DATA TO PROCESS
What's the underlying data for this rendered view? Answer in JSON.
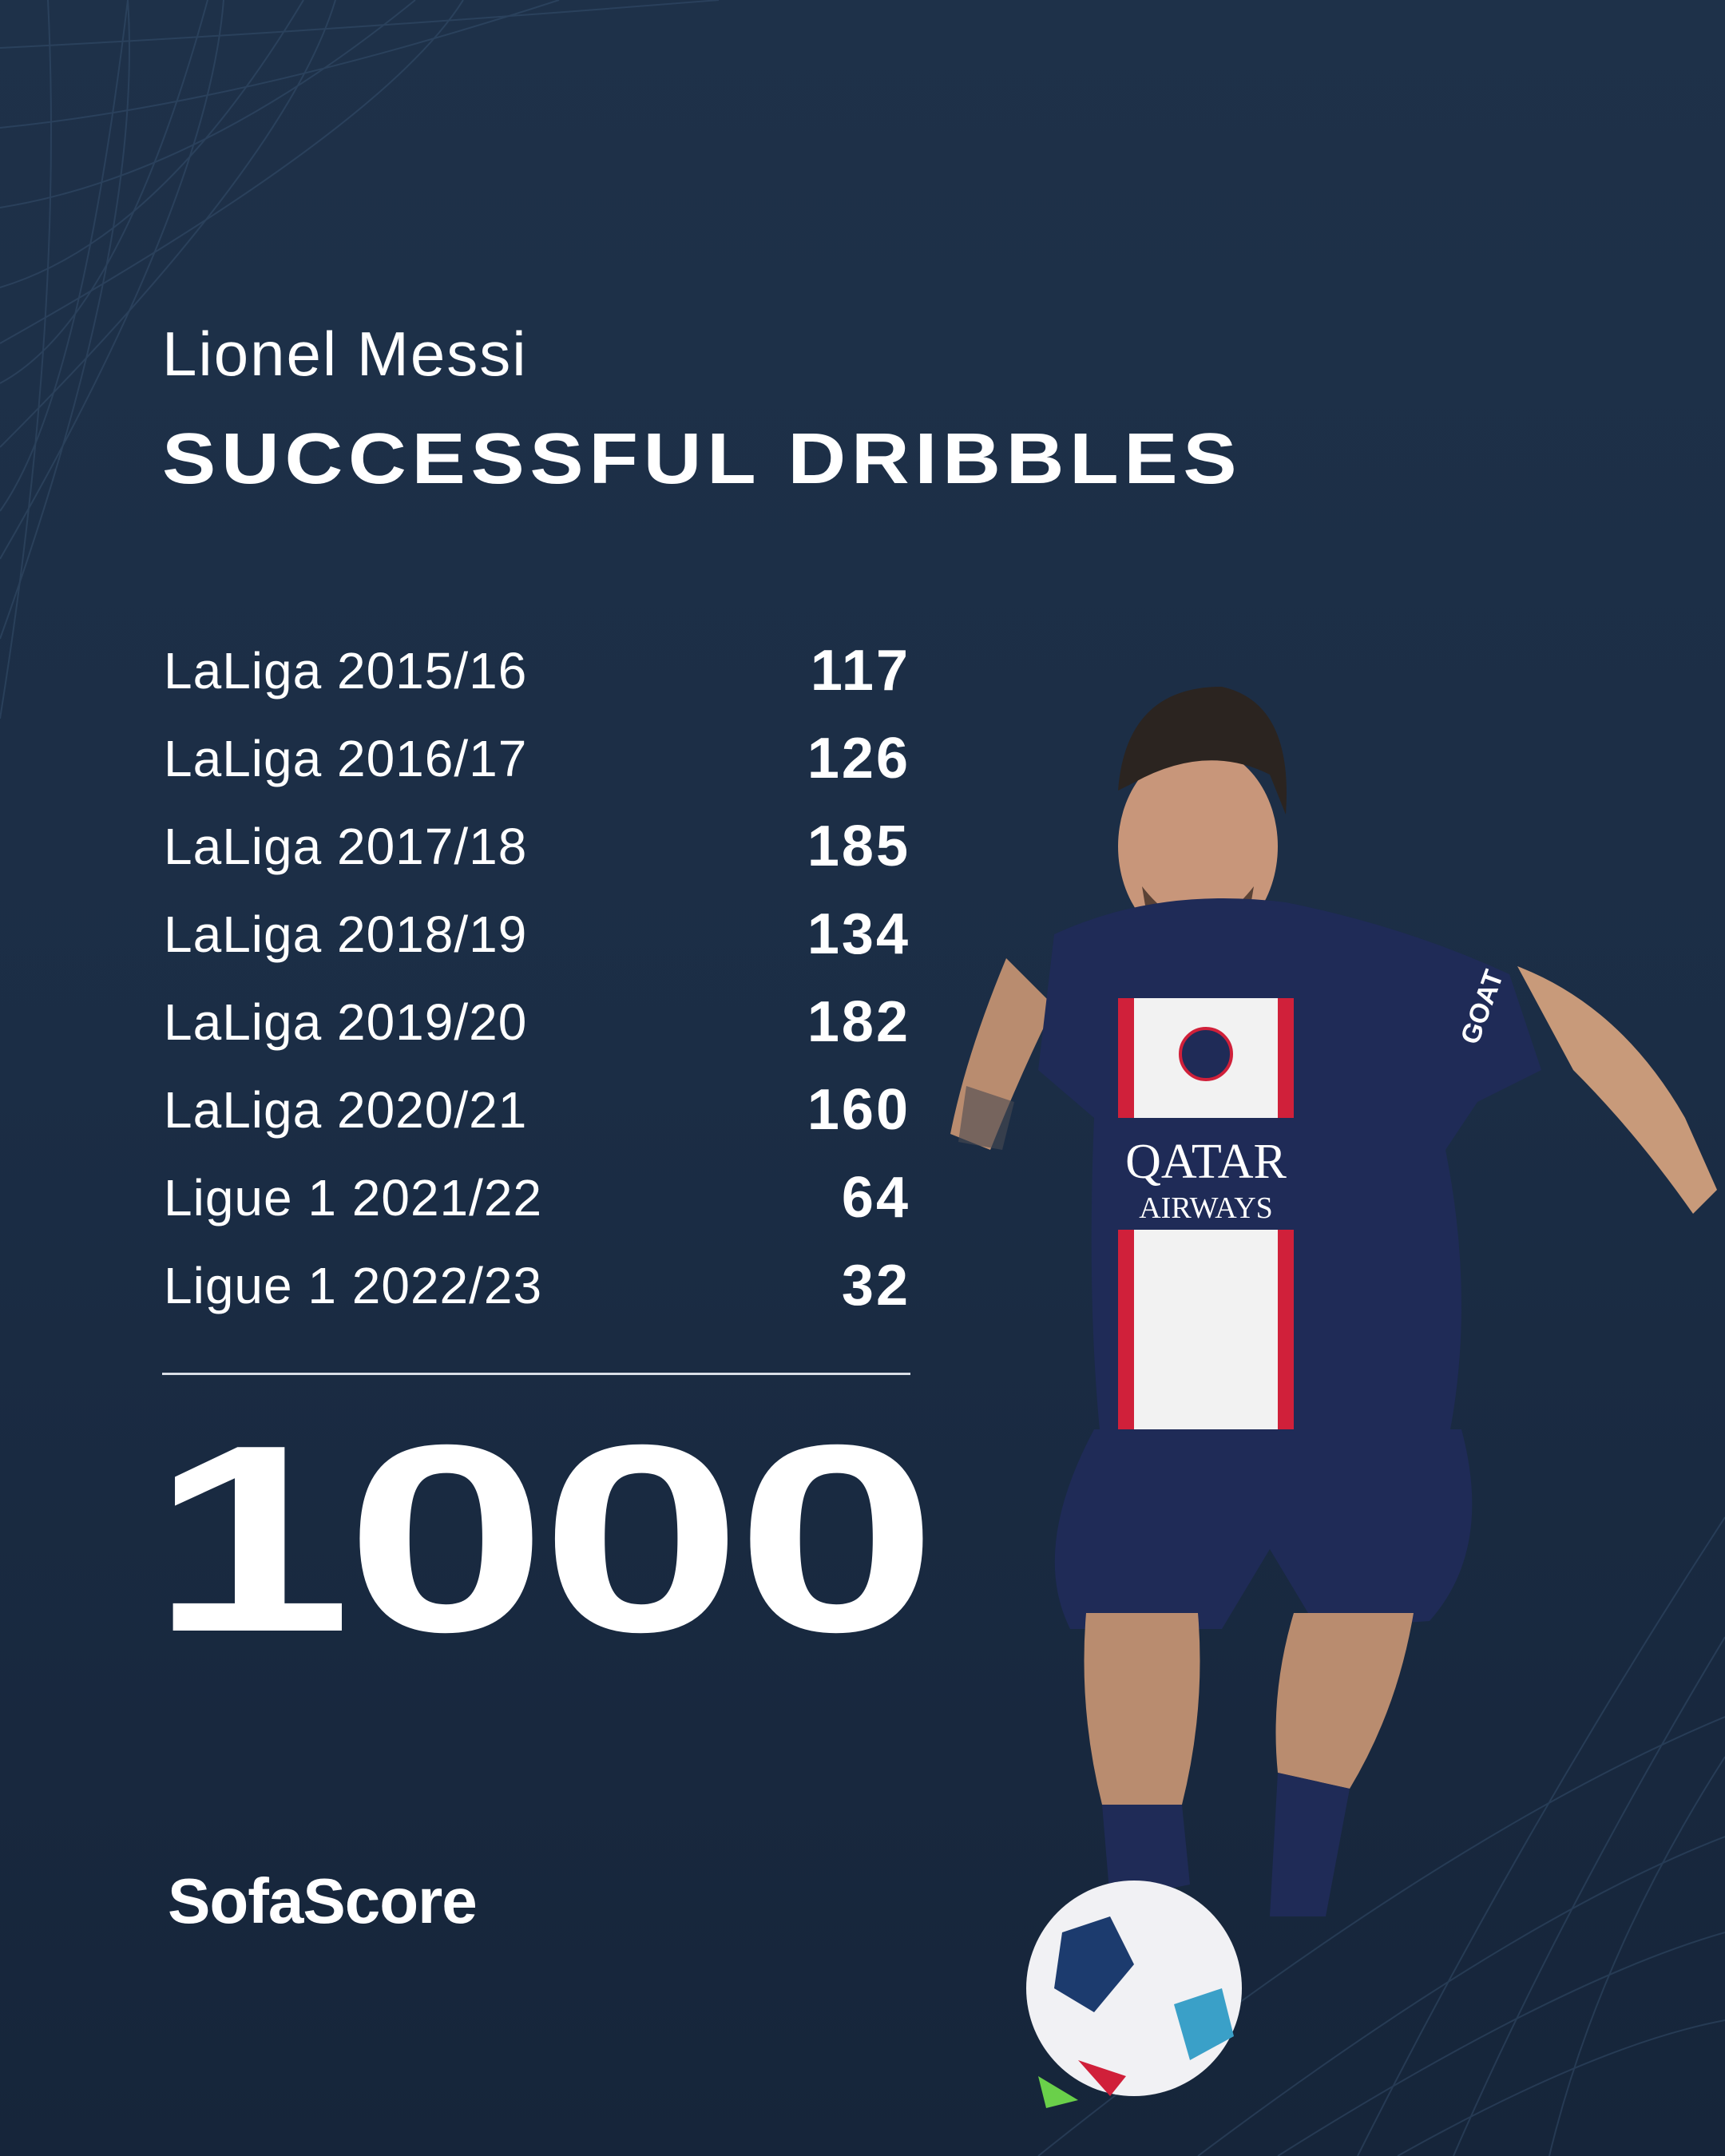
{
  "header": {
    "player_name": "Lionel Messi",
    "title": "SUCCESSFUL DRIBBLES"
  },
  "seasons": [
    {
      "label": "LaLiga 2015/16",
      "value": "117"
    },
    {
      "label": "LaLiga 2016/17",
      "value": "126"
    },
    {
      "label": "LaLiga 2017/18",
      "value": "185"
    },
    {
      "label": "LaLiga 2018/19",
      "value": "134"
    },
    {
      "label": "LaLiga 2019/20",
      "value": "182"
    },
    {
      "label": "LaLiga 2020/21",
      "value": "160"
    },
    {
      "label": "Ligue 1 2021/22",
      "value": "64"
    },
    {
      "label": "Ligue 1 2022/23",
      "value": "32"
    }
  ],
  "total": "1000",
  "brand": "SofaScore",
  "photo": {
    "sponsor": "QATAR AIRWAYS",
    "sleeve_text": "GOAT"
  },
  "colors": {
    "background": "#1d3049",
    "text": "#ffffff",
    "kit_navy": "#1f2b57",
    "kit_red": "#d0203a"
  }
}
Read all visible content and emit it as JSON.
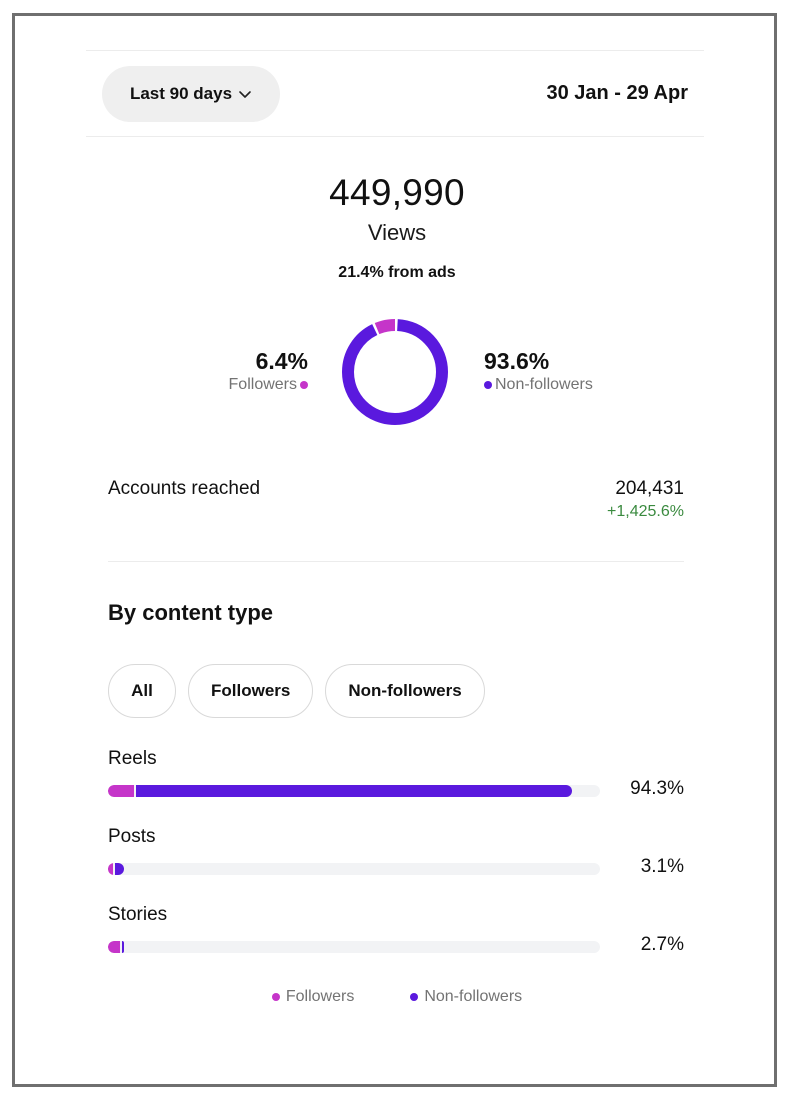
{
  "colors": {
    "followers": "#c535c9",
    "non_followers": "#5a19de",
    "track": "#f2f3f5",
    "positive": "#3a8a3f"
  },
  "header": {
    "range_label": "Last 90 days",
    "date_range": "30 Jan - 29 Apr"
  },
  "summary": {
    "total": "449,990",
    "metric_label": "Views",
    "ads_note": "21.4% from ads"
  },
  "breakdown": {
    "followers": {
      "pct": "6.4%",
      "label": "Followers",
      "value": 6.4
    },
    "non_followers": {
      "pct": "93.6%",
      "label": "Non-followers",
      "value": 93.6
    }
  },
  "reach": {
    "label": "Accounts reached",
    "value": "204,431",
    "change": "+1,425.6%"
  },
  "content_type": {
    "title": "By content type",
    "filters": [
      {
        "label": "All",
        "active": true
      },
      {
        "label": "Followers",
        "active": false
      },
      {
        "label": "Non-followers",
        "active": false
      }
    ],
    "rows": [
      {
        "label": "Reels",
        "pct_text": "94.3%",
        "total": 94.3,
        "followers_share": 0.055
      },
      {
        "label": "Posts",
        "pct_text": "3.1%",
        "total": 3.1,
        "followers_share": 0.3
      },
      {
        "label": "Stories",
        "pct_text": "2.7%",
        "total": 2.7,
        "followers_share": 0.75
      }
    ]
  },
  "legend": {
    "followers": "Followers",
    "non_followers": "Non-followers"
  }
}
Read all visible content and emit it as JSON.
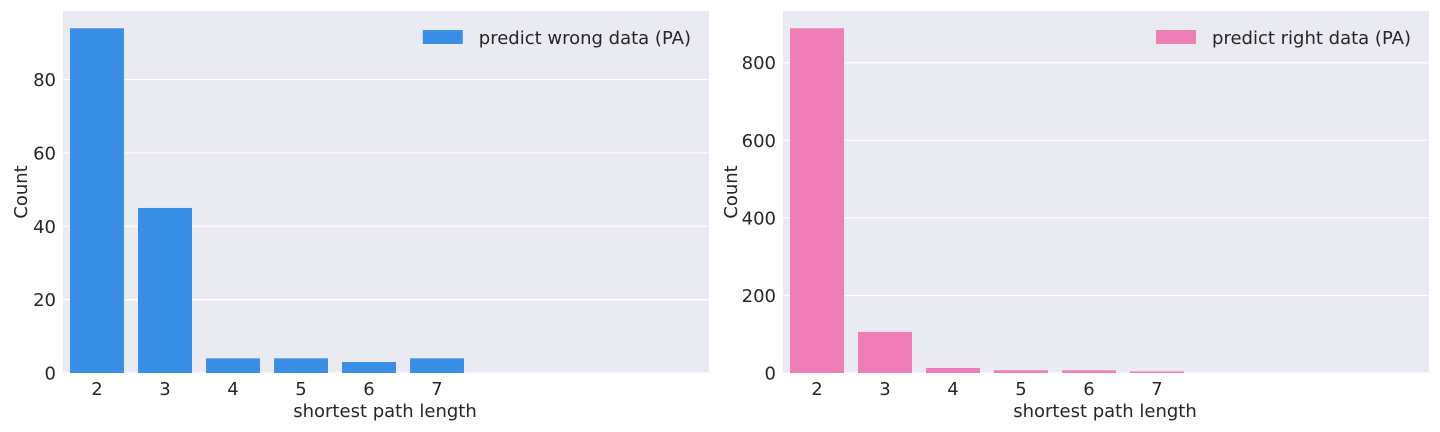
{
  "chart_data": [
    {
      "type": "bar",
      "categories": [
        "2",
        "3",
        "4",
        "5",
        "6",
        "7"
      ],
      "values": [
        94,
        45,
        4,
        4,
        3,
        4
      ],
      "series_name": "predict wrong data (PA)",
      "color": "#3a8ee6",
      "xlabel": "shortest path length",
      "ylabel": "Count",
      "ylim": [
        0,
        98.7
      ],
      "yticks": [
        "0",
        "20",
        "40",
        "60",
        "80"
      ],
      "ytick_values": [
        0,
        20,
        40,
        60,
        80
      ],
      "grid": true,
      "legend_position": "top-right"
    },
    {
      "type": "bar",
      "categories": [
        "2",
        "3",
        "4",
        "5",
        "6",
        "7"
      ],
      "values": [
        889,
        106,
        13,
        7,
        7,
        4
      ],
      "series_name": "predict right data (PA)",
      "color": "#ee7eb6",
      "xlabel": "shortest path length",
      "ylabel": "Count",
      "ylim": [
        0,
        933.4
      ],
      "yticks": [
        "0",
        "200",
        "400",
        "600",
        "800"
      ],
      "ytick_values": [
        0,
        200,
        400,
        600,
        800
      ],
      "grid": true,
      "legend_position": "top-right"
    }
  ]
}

INSTRUCTION
Give all the entries again exactly, dropping each picture.

RESULT OF THE TASK
What's the underlying data for this rendered view? Answer in JSON.
{
  "header": {
    "player_name": "Lionel Messi",
    "title": "SUCCESSFUL DRIBBLES"
  },
  "seasons": [
    {
      "label": "LaLiga 2015/16",
      "value": "117"
    },
    {
      "label": "LaLiga 2016/17",
      "value": "126"
    },
    {
      "label": "LaLiga 2017/18",
      "value": "185"
    },
    {
      "label": "LaLiga 2018/19",
      "value": "134"
    },
    {
      "label": "LaLiga 2019/20",
      "value": "182"
    },
    {
      "label": "LaLiga 2020/21",
      "value": "160"
    },
    {
      "label": "Ligue 1 2021/22",
      "value": "64"
    },
    {
      "label": "Ligue 1 2022/23",
      "value": "32"
    }
  ],
  "total": "1000",
  "brand": "SofaScore",
  "photo": {
    "sponsor": "QATAR AIRWAYS",
    "sleeve_text": "GOAT"
  },
  "colors": {
    "background": "#1d3049",
    "text": "#ffffff",
    "kit_navy": "#1f2b57",
    "kit_red": "#d0203a"
  }
}
Read all visible content and emit it as JSON.
{
  "colors": {
    "followers": "#c535c9",
    "non_followers": "#5a19de",
    "track": "#f2f3f5",
    "positive": "#3a8a3f"
  },
  "header": {
    "range_label": "Last 90 days",
    "date_range": "30 Jan - 29 Apr"
  },
  "summary": {
    "total": "449,990",
    "metric_label": "Views",
    "ads_note": "21.4% from ads"
  },
  "breakdown": {
    "followers": {
      "pct": "6.4%",
      "label": "Followers",
      "value": 6.4
    },
    "non_followers": {
      "pct": "93.6%",
      "label": "Non-followers",
      "value": 93.6
    }
  },
  "reach": {
    "label": "Accounts reached",
    "value": "204,431",
    "change": "+1,425.6%"
  },
  "content_type": {
    "title": "By content type",
    "filters": [
      {
        "label": "All",
        "active": true
      },
      {
        "label": "Followers",
        "active": false
      },
      {
        "label": "Non-followers",
        "active": false
      }
    ],
    "rows": [
      {
        "label": "Reels",
        "pct_text": "94.3%",
        "total": 94.3,
        "followers_share": 0.055
      },
      {
        "label": "Posts",
        "pct_text": "3.1%",
        "total": 3.1,
        "followers_share": 0.3
      },
      {
        "label": "Stories",
        "pct_text": "2.7%",
        "total": 2.7,
        "followers_share": 0.75
      }
    ]
  },
  "legend": {
    "followers": "Followers",
    "non_followers": "Non-followers"
  }
}
Read all visible content and emit it as JSON.
{
  "chart_data": [
    {
      "type": "bar",
      "categories": [
        "2",
        "3",
        "4",
        "5",
        "6",
        "7"
      ],
      "values": [
        94,
        45,
        4,
        4,
        3,
        4
      ],
      "series_name": "predict wrong data (PA)",
      "color": "#3a8ee6",
      "xlabel": "shortest path length",
      "ylabel": "Count",
      "ylim": [
        0,
        98.7
      ],
      "yticks": [
        "0",
        "20",
        "40",
        "60",
        "80"
      ],
      "ytick_values": [
        0,
        20,
        40,
        60,
        80
      ],
      "grid": true,
      "legend_position": "top-right"
    },
    {
      "type": "bar",
      "categories": [
        "2",
        "3",
        "4",
        "5",
        "6",
        "7"
      ],
      "values": [
        889,
        106,
        13,
        7,
        7,
        4
      ],
      "series_name": "predict right data (PA)",
      "color": "#ee7eb6",
      "xlabel": "shortest path length",
      "ylabel": "Count",
      "ylim": [
        0,
        933.4
      ],
      "yticks": [
        "0",
        "200",
        "400",
        "600",
        "800"
      ],
      "ytick_values": [
        0,
        200,
        400,
        600,
        800
      ],
      "grid": true,
      "legend_position": "top-right"
    }
  ]
}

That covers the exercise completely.